Task objective
Return all lines with the word "labels" in them.

Record list
◆ ◆ ◆ ◆ ◆

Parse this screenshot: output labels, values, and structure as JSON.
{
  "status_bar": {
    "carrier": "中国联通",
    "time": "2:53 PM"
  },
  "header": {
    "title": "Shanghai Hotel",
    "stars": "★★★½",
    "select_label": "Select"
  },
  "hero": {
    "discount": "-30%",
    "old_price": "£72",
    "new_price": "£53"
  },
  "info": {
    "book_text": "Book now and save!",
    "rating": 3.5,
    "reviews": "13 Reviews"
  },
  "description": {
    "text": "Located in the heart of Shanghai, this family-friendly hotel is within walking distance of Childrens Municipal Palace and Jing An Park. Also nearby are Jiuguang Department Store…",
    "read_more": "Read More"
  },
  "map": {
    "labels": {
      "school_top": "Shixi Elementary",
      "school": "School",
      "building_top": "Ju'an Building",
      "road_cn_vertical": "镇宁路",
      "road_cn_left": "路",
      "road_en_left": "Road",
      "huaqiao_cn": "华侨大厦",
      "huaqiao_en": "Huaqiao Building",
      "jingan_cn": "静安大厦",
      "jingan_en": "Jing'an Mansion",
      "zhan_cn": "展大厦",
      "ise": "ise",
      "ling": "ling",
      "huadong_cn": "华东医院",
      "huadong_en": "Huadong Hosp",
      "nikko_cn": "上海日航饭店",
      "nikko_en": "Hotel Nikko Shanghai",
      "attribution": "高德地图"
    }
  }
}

◆ ◆ ◆ ◆ ◆

Full solution
Parse this screenshot: output labels, values, and structure as JSON.
    "labels": {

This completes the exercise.